§ INPUT DATA

□ □ □

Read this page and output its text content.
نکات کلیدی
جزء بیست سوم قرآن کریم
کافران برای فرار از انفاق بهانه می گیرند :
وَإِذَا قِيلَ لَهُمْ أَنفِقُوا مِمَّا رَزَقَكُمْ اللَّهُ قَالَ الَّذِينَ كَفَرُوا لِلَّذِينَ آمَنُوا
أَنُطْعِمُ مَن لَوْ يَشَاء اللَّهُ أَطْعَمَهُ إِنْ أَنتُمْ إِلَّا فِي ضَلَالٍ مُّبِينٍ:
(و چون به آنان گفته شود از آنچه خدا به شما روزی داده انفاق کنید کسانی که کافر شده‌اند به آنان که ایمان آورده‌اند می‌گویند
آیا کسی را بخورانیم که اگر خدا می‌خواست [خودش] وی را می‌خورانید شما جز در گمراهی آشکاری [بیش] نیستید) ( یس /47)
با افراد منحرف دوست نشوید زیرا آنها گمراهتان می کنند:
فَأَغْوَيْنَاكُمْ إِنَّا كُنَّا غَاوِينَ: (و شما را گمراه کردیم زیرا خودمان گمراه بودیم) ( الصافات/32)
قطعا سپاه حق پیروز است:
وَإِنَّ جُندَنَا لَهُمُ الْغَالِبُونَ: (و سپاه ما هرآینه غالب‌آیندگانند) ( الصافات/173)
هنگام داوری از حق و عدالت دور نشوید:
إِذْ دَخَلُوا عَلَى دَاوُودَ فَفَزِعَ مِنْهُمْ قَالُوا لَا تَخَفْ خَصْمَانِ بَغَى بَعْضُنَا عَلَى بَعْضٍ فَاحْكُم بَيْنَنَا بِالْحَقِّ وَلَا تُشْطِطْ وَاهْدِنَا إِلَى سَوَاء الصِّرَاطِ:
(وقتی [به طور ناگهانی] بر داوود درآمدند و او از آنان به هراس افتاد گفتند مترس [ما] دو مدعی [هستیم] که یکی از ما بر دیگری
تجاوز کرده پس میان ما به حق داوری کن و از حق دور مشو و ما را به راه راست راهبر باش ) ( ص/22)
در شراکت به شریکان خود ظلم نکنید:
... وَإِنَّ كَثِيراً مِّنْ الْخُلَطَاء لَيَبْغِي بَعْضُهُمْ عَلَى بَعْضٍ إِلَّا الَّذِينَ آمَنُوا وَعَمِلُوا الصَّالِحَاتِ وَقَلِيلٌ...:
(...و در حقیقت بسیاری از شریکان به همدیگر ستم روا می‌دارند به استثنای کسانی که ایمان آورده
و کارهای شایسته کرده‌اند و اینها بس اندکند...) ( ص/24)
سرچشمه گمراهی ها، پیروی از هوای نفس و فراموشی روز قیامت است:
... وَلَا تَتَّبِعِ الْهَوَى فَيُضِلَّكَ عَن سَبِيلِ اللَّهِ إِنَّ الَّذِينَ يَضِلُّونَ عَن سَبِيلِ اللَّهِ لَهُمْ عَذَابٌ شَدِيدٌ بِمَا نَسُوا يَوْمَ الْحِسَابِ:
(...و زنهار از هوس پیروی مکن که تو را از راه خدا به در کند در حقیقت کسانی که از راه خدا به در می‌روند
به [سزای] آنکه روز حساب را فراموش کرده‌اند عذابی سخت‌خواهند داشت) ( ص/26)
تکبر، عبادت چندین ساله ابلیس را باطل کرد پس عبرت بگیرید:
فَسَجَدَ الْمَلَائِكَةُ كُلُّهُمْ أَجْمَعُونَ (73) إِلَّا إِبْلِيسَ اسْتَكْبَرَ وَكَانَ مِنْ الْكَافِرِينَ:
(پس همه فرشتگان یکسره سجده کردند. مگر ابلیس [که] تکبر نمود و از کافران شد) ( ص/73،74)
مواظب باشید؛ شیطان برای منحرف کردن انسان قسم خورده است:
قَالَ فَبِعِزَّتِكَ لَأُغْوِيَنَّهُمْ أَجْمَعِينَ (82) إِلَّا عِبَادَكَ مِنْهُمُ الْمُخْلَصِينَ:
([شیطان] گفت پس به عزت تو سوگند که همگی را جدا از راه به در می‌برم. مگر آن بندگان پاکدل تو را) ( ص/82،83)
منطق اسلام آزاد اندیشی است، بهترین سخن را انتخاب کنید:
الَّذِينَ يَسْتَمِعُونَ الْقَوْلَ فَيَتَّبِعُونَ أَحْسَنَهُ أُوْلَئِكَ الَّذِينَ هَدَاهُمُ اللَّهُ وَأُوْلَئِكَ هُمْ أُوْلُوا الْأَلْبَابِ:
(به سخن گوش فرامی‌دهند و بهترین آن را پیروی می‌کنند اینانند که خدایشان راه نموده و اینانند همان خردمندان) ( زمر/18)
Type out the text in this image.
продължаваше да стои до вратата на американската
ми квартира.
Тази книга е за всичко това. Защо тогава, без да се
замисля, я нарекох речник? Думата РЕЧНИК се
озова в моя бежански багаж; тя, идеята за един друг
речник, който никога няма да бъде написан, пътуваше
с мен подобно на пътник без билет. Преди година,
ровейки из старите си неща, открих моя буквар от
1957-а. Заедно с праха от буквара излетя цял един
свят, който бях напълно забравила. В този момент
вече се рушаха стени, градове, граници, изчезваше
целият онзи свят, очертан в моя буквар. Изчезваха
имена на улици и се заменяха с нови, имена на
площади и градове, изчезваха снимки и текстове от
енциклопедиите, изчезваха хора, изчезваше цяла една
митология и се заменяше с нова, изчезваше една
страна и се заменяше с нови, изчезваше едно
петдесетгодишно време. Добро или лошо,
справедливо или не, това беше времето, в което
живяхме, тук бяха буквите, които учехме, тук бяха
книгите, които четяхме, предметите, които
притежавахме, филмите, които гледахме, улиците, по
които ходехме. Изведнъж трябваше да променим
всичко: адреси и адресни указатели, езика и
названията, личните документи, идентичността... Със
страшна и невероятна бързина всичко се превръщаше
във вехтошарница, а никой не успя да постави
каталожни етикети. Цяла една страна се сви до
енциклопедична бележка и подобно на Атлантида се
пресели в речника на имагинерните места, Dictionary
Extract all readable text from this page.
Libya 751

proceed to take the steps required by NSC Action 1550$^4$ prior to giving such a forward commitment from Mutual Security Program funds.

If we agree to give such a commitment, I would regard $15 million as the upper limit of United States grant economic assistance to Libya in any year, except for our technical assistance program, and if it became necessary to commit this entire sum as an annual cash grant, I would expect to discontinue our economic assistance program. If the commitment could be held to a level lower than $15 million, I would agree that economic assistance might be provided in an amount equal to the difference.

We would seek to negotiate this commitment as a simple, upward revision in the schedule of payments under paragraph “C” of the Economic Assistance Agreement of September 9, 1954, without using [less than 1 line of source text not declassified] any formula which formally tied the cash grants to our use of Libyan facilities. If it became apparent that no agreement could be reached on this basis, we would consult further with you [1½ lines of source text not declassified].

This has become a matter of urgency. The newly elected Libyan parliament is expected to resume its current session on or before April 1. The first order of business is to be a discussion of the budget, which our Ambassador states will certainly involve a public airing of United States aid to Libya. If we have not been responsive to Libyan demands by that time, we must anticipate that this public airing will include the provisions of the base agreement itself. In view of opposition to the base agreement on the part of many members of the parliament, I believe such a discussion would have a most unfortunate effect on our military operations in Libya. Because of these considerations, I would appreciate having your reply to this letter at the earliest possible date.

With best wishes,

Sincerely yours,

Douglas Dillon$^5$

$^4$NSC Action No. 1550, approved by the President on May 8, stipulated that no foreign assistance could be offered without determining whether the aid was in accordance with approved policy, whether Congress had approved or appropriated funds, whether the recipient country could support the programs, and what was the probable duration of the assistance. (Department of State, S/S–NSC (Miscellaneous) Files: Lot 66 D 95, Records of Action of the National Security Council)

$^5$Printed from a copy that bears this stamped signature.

□ □ □

§ INSTRUCTIONS TO FOLLOW
Give all the entries again exactly; leave none out.

§ RESULT BELOW
Read this page and output its text content.
نکات کلیدی
جزء بیست سوم قرآن کریم
کافران برای فرار از انفاق بهانه می گیرند :
وَإِذَا قِيلَ لَهُمْ أَنفِقُوا مِمَّا رَزَقَكُمْ اللَّهُ قَالَ الَّذِينَ كَفَرُوا لِلَّذِينَ آمَنُوا
أَنُطْعِمُ مَن لَوْ يَشَاء اللَّهُ أَطْعَمَهُ إِنْ أَنتُمْ إِلَّا فِي ضَلَالٍ مُّبِينٍ:
(و چون به آنان گفته شود از آنچه خدا به شما روزی داده انفاق کنید کسانی که کافر شده‌اند به آنان که ایمان آورده‌اند می‌گویند
آیا کسی را بخورانیم که اگر خدا می‌خواست [خودش] وی را می‌خورانید شما جز در گمراهی آشکاری [بیش] نیستید) ( یس /47)
با افراد منحرف دوست نشوید زیرا آنها گمراهتان می کنند:
فَأَغْوَيْنَاكُمْ إِنَّا كُنَّا غَاوِينَ: (و شما را گمراه کردیم زیرا خودمان گمراه بودیم) ( الصافات/32)
قطعا سپاه حق پیروز است:
وَإِنَّ جُندَنَا لَهُمُ الْغَالِبُونَ: (و سپاه ما هرآینه غالب‌آیندگانند) ( الصافات/173)
هنگام داوری از حق و عدالت دور نشوید:
إِذْ دَخَلُوا عَلَى دَاوُودَ فَفَزِعَ مِنْهُمْ قَالُوا لَا تَخَفْ خَصْمَانِ بَغَى بَعْضُنَا عَلَى بَعْضٍ فَاحْكُم بَيْنَنَا بِالْحَقِّ وَلَا تُشْطِطْ وَاهْدِنَا إِلَى سَوَاء الصِّرَاطِ:
(وقتی [به طور ناگهانی] بر داوود درآمدند و او از آنان به هراس افتاد گفتند مترس [ما] دو مدعی [هستیم] که یکی از ما بر دیگری
تجاوز کرده پس میان ما به حق داوری کن و از حق دور مشو و ما را به راه راست راهبر باش ) ( ص/22)
در شراکت به شریکان خود ظلم نکنید:
... وَإِنَّ كَثِيراً مِّنْ الْخُلَطَاء لَيَبْغِي بَعْضُهُمْ عَلَى بَعْضٍ إِلَّا الَّذِينَ آمَنُوا وَعَمِلُوا الصَّالِحَاتِ وَقَلِيلٌ...:
(...و در حقیقت بسیاری از شریکان به همدیگر ستم روا می‌دارند به استثنای کسانی که ایمان آورده
و کارهای شایسته کرده‌اند و اینها بس اندکند...) ( ص/24)
سرچشمه گمراهی ها، پیروی از هوای نفس و فراموشی روز قیامت است:
... وَلَا تَتَّبِعِ الْهَوَى فَيُضِلَّكَ عَن سَبِيلِ اللَّهِ إِنَّ الَّذِينَ يَضِلُّونَ عَن سَبِيلِ اللَّهِ لَهُمْ عَذَابٌ شَدِيدٌ بِمَا نَسُوا يَوْمَ الْحِسَابِ:
(...و زنهار از هوس پیروی مکن که تو را از راه خدا به در کند در حقیقت کسانی که از راه خدا به در می‌روند
به [سزای] آنکه روز حساب را فراموش کرده‌اند عذابی سخت‌خواهند داشت) ( ص/26)
تکبر، عبادت چندین ساله ابلیس را باطل کرد پس عبرت بگیرید:
فَسَجَدَ الْمَلَائِكَةُ كُلُّهُمْ أَجْمَعُونَ (73) إِلَّا إِبْلِيسَ اسْتَكْبَرَ وَكَانَ مِنْ الْكَافِرِينَ:
(پس همه فرشتگان یکسره سجده کردند. مگر ابلیس [که] تکبر نمود و از کافران شد) ( ص/73،74)
مواظب باشید؛ شیطان برای منحرف کردن انسان قسم خورده است:
قَالَ فَبِعِزَّتِكَ لَأُغْوِيَنَّهُمْ أَجْمَعِينَ (82) إِلَّا عِبَادَكَ مِنْهُمُ الْمُخْلَصِينَ:
([شیطان] گفت پس به عزت تو سوگند که همگی را جدا از راه به در می‌برم. مگر آن بندگان پاکدل تو را) ( ص/82،83)
منطق اسلام آزاد اندیشی است، بهترین سخن را انتخاب کنید:
الَّذِينَ يَسْتَمِعُونَ الْقَوْلَ فَيَتَّبِعُونَ أَحْسَنَهُ أُوْلَئِكَ الَّذِينَ هَدَاهُمُ اللَّهُ وَأُوْلَئِكَ هُمْ أُوْلُوا الْأَلْبَابِ:
(به سخن گوش فرامی‌دهند و بهترین آن را پیروی می‌کنند اینانند که خدایشان راه نموده و اینانند همان خردمندان) ( زمر/18)
Type out the text in this image.
продължаваше да стои до вратата на американската
ми квартира.
Тази книга е за всичко това. Защо тогава, без да се
замисля, я нарекох речник? Думата РЕЧНИК се
озова в моя бежански багаж; тя, идеята за един друг
речник, който никога няма да бъде написан, пътуваше
с мен подобно на пътник без билет. Преди година,
ровейки из старите си неща, открих моя буквар от
1957-а. Заедно с праха от буквара излетя цял един
свят, който бях напълно забравила. В този момент
вече се рушаха стени, градове, граници, изчезваше
целият онзи свят, очертан в моя буквар. Изчезваха
имена на улици и се заменяха с нови, имена на
площади и градове, изчезваха снимки и текстове от
енциклопедиите, изчезваха хора, изчезваше цяла една
митология и се заменяше с нова, изчезваше една
страна и се заменяше с нови, изчезваше едно
петдесетгодишно време. Добро или лошо,
справедливо или не, това беше времето, в което
живяхме, тук бяха буквите, които учехме, тук бяха
книгите, които четяхме, предметите, които
притежавахме, филмите, които гледахме, улиците, по
които ходехме. Изведнъж трябваше да променим
всичко: адреси и адресни указатели, езика и
названията, личните документи, идентичността... Със
страшна и невероятна бързина всичко се превръщаше
във вехтошарница, а никой не успя да постави
каталожни етикети. Цяла една страна се сви до
енциклопедична бележка и подобно на Атлантида се
пресели в речника на имагинерните места, Dictionary
Extract all readable text from this page.
Libya 751

proceed to take the steps required by NSC Action 1550$^4$ prior to giving such a forward commitment from Mutual Security Program funds.

If we agree to give such a commitment, I would regard $15 million as the upper limit of United States grant economic assistance to Libya in any year, except for our technical assistance program, and if it became necessary to commit this entire sum as an annual cash grant, I would expect to discontinue our economic assistance program. If the commitment could be held to a level lower than $15 million, I would agree that economic assistance might be provided in an amount equal to the difference.

We would seek to negotiate this commitment as a simple, upward revision in the schedule of payments under paragraph “C” of the Economic Assistance Agreement of September 9, 1954, without using [less than 1 line of source text not declassified] any formula which formally tied the cash grants to our use of Libyan facilities. If it became apparent that no agreement could be reached on this basis, we would consult further with you [1½ lines of source text not declassified].

This has become a matter of urgency. The newly elected Libyan parliament is expected to resume its current session on or before April 1. The first order of business is to be a discussion of the budget, which our Ambassador states will certainly involve a public airing of United States aid to Libya. If we have not been responsive to Libyan demands by that time, we must anticipate that this public airing will include the provisions of the base agreement itself. In view of opposition to the base agreement on the part of many members of the parliament, I believe such a discussion would have a most unfortunate effect on our military operations in Libya. Because of these considerations, I would appreciate having your reply to this letter at the earliest possible date.

With best wishes,

Sincerely yours,

Douglas Dillon$^5$

$^4$NSC Action No. 1550, approved by the President on May 8, stipulated that no foreign assistance could be offered without determining whether the aid was in accordance with approved policy, whether Congress had approved or appropriated funds, whether the recipient country could support the programs, and what was the probable duration of the assistance. (Department of State, S/S–NSC (Miscellaneous) Files: Lot 66 D 95, Records of Action of the National Security Council)

$^5$Printed from a copy that bears this stamped signature.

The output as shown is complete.